• **Exercise**
Output every entry exactly as given.
◆ ◆ ◆ ◆ ◆ ◆ ◆
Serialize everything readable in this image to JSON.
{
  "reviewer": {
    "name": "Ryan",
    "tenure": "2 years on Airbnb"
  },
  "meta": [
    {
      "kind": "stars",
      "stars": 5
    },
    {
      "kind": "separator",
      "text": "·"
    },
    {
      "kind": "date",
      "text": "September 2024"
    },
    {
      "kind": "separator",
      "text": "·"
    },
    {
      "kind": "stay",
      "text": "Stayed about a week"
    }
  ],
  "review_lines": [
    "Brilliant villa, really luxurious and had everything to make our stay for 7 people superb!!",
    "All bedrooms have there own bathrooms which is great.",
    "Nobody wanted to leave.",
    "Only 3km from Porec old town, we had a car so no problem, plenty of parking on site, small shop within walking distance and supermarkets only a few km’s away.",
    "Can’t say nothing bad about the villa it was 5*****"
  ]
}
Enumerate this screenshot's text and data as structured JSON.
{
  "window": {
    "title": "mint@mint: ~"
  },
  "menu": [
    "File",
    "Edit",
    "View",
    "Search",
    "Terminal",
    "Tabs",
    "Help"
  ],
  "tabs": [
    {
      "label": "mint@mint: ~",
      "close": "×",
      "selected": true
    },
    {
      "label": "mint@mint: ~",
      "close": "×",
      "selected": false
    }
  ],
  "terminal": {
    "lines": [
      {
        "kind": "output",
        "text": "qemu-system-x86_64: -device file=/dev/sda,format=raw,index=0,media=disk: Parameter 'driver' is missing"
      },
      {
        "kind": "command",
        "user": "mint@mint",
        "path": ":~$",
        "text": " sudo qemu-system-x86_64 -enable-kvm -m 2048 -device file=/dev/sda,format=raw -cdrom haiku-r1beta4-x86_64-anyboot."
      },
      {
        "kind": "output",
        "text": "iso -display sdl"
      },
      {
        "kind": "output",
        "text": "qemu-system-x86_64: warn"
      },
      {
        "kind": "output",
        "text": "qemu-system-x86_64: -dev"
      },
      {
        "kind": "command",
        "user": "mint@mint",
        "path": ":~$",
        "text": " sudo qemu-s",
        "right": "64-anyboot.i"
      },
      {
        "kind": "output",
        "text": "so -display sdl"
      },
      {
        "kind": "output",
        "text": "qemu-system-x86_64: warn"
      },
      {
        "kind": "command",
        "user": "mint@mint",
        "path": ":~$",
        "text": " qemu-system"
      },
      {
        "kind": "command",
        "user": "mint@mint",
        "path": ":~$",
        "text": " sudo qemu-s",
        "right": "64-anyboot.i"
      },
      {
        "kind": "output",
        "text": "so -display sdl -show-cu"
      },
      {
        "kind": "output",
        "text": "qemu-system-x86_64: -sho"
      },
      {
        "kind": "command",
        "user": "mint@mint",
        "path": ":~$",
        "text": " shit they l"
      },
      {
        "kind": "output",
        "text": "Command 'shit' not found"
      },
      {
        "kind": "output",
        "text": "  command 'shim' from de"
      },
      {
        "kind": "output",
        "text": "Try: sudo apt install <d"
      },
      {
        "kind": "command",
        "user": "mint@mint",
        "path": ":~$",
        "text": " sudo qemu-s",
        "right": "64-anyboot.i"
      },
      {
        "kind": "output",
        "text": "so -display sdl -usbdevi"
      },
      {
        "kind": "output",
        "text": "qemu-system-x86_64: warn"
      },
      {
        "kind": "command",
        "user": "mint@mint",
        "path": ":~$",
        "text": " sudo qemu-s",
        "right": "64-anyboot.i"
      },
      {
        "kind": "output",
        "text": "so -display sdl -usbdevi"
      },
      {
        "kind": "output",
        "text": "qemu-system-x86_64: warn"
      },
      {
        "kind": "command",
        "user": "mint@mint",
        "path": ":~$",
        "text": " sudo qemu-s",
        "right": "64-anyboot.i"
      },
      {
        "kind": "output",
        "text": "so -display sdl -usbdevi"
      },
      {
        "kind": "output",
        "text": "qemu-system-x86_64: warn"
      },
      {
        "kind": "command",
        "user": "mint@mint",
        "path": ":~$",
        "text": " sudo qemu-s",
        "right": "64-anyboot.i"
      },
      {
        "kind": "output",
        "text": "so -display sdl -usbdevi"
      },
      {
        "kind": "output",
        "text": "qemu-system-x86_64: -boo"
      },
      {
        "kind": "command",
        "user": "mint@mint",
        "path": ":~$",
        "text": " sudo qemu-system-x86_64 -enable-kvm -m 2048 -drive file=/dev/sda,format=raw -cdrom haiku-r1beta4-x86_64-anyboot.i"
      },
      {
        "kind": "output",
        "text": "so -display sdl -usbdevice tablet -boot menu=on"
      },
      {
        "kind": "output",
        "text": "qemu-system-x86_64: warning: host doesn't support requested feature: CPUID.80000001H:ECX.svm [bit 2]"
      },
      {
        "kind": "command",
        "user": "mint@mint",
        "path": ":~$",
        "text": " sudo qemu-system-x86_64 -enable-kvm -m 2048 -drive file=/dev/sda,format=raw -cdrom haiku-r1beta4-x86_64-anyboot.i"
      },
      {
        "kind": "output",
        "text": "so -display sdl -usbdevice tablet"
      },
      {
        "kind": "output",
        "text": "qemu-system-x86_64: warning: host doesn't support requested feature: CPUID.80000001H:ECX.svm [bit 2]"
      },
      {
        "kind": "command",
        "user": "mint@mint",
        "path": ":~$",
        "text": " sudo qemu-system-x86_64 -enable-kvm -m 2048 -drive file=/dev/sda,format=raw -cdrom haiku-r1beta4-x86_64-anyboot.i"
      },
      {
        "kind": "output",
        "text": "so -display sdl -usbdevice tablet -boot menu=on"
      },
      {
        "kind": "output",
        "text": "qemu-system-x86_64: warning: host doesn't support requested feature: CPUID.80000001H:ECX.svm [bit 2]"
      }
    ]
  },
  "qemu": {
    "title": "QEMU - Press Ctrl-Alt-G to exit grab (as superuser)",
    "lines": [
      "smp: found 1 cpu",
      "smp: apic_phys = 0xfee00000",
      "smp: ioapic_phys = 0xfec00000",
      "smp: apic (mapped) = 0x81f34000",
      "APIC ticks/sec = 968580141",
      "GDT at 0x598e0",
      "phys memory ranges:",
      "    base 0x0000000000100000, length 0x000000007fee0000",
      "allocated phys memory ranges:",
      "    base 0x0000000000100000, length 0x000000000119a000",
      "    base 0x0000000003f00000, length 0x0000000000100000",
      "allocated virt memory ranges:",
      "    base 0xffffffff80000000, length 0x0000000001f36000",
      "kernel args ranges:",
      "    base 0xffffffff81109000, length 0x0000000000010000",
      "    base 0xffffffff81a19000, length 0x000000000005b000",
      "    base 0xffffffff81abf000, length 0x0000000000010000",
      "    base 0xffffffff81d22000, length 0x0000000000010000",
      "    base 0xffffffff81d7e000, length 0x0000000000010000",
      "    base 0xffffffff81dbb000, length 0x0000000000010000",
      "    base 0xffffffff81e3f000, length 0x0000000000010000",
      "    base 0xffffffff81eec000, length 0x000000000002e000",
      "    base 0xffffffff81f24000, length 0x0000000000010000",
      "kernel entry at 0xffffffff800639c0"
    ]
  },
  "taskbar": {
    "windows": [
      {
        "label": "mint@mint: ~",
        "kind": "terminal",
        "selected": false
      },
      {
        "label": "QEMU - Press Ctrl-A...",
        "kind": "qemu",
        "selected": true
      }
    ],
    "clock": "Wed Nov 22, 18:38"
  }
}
◆ ◆ ◆ ◆ ◆ ◆ ◆
• **Reply to the exercise**
Serialize everything readable in this image to JSON.
{
  "reviewer": {
    "name": "Ryan",
    "tenure": "2 years on Airbnb"
  },
  "meta": [
    {
      "kind": "stars",
      "stars": 5
    },
    {
      "kind": "separator",
      "text": "·"
    },
    {
      "kind": "date",
      "text": "September 2024"
    },
    {
      "kind": "separator",
      "text": "·"
    },
    {
      "kind": "stay",
      "text": "Stayed about a week"
    }
  ],
  "review_lines": [
    "Brilliant villa, really luxurious and had everything to make our stay for 7 people superb!!",
    "All bedrooms have there own bathrooms which is great.",
    "Nobody wanted to leave.",
    "Only 3km from Porec old town, we had a car so no problem, plenty of parking on site, small shop within walking distance and supermarkets only a few km’s away.",
    "Can’t say nothing bad about the villa it was 5*****"
  ]
}
Enumerate this screenshot's text and data as structured JSON.
{
  "window": {
    "title": "mint@mint: ~"
  },
  "menu": [
    "File",
    "Edit",
    "View",
    "Search",
    "Terminal",
    "Tabs",
    "Help"
  ],
  "tabs": [
    {
      "label": "mint@mint: ~",
      "close": "×",
      "selected": true
    },
    {
      "label": "mint@mint: ~",
      "close": "×",
      "selected": false
    }
  ],
  "terminal": {
    "lines": [
      {
        "kind": "output",
        "text": "qemu-system-x86_64: -device file=/dev/sda,format=raw,index=0,media=disk: Parameter 'driver' is missing"
      },
      {
        "kind": "command",
        "user": "mint@mint",
        "path": ":~$",
        "text": " sudo qemu-system-x86_64 -enable-kvm -m 2048 -device file=/dev/sda,format=raw -cdrom haiku-r1beta4-x86_64-anyboot."
      },
      {
        "kind": "output",
        "text": "iso -display sdl"
      },
      {
        "kind": "output",
        "text": "qemu-system-x86_64: warn"
      },
      {
        "kind": "output",
        "text": "qemu-system-x86_64: -dev"
      },
      {
        "kind": "command",
        "user": "mint@mint",
        "path": ":~$",
        "text": " sudo qemu-s",
        "right": "64-anyboot.i"
      },
      {
        "kind": "output",
        "text": "so -display sdl"
      },
      {
        "kind": "output",
        "text": "qemu-system-x86_64: warn"
      },
      {
        "kind": "command",
        "user": "mint@mint",
        "path": ":~$",
        "text": " qemu-system"
      },
      {
        "kind": "command",
        "user": "mint@mint",
        "path": ":~$",
        "text": " sudo qemu-s",
        "right": "64-anyboot.i"
      },
      {
        "kind": "output",
        "text": "so -display sdl -show-cu"
      },
      {
        "kind": "output",
        "text": "qemu-system-x86_64: -sho"
      },
      {
        "kind": "command",
        "user": "mint@mint",
        "path": ":~$",
        "text": " shit they l"
      },
      {
        "kind": "output",
        "text": "Command 'shit' not found"
      },
      {
        "kind": "output",
        "text": "  command 'shim' from de"
      },
      {
        "kind": "output",
        "text": "Try: sudo apt install <d"
      },
      {
        "kind": "command",
        "user": "mint@mint",
        "path": ":~$",
        "text": " sudo qemu-s",
        "right": "64-anyboot.i"
      },
      {
        "kind": "output",
        "text": "so -display sdl -usbdevi"
      },
      {
        "kind": "output",
        "text": "qemu-system-x86_64: warn"
      },
      {
        "kind": "command",
        "user": "mint@mint",
        "path": ":~$",
        "text": " sudo qemu-s",
        "right": "64-anyboot.i"
      },
      {
        "kind": "output",
        "text": "so -display sdl -usbdevi"
      },
      {
        "kind": "output",
        "text": "qemu-system-x86_64: warn"
      },
      {
        "kind": "command",
        "user": "mint@mint",
        "path": ":~$",
        "text": " sudo qemu-s",
        "right": "64-anyboot.i"
      },
      {
        "kind": "output",
        "text": "so -display sdl -usbdevi"
      },
      {
        "kind": "output",
        "text": "qemu-system-x86_64: warn"
      },
      {
        "kind": "command",
        "user": "mint@mint",
        "path": ":~$",
        "text": " sudo qemu-s",
        "right": "64-anyboot.i"
      },
      {
        "kind": "output",
        "text": "so -display sdl -usbdevi"
      },
      {
        "kind": "output",
        "text": "qemu-system-x86_64: -boo"
      },
      {
        "kind": "command",
        "user": "mint@mint",
        "path": ":~$",
        "text": " sudo qemu-system-x86_64 -enable-kvm -m 2048 -drive file=/dev/sda,format=raw -cdrom haiku-r1beta4-x86_64-anyboot.i"
      },
      {
        "kind": "output",
        "text": "so -display sdl -usbdevice tablet -boot menu=on"
      },
      {
        "kind": "output",
        "text": "qemu-system-x86_64: warning: host doesn't support requested feature: CPUID.80000001H:ECX.svm [bit 2]"
      },
      {
        "kind": "command",
        "user": "mint@mint",
        "path": ":~$",
        "text": " sudo qemu-system-x86_64 -enable-kvm -m 2048 -drive file=/dev/sda,format=raw -cdrom haiku-r1beta4-x86_64-anyboot.i"
      },
      {
        "kind": "output",
        "text": "so -display sdl -usbdevice tablet"
      },
      {
        "kind": "output",
        "text": "qemu-system-x86_64: warning: host doesn't support requested feature: CPUID.80000001H:ECX.svm [bit 2]"
      },
      {
        "kind": "command",
        "user": "mint@mint",
        "path": ":~$",
        "text": " sudo qemu-system-x86_64 -enable-kvm -m 2048 -drive file=/dev/sda,format=raw -cdrom haiku-r1beta4-x86_64-anyboot.i"
      },
      {
        "kind": "output",
        "text": "so -display sdl -usbdevice tablet -boot menu=on"
      },
      {
        "kind": "output",
        "text": "qemu-system-x86_64: warning: host doesn't support requested feature: CPUID.80000001H:ECX.svm [bit 2]"
      }
    ]
  },
  "qemu": {
    "title": "QEMU - Press Ctrl-Alt-G to exit grab (as superuser)",
    "lines": [
      "smp: found 1 cpu",
      "smp: apic_phys = 0xfee00000",
      "smp: ioapic_phys = 0xfec00000",
      "smp: apic (mapped) = 0x81f34000",
      "APIC ticks/sec = 968580141",
      "GDT at 0x598e0",
      "phys memory ranges:",
      "    base 0x0000000000100000, length 0x000000007fee0000",
      "allocated phys memory ranges:",
      "    base 0x0000000000100000, length 0x000000000119a000",
      "    base 0x0000000003f00000, length 0x0000000000100000",
      "allocated virt memory ranges:",
      "    base 0xffffffff80000000, length 0x0000000001f36000",
      "kernel args ranges:",
      "    base 0xffffffff81109000, length 0x0000000000010000",
      "    base 0xffffffff81a19000, length 0x000000000005b000",
      "    base 0xffffffff81abf000, length 0x0000000000010000",
      "    base 0xffffffff81d22000, length 0x0000000000010000",
      "    base 0xffffffff81d7e000, length 0x0000000000010000",
      "    base 0xffffffff81dbb000, length 0x0000000000010000",
      "    base 0xffffffff81e3f000, length 0x0000000000010000",
      "    base 0xffffffff81eec000, length 0x000000000002e000",
      "    base 0xffffffff81f24000, length 0x0000000000010000",
      "kernel entry at 0xffffffff800639c0"
    ]
  },
  "taskbar": {
    "windows": [
      {
        "label": "mint@mint: ~",
        "kind": "terminal",
        "selected": false
      },
      {
        "label": "QEMU - Press Ctrl-A...",
        "kind": "qemu",
        "selected": true
      }
    ],
    "clock": "Wed Nov 22, 18:38"
  }
}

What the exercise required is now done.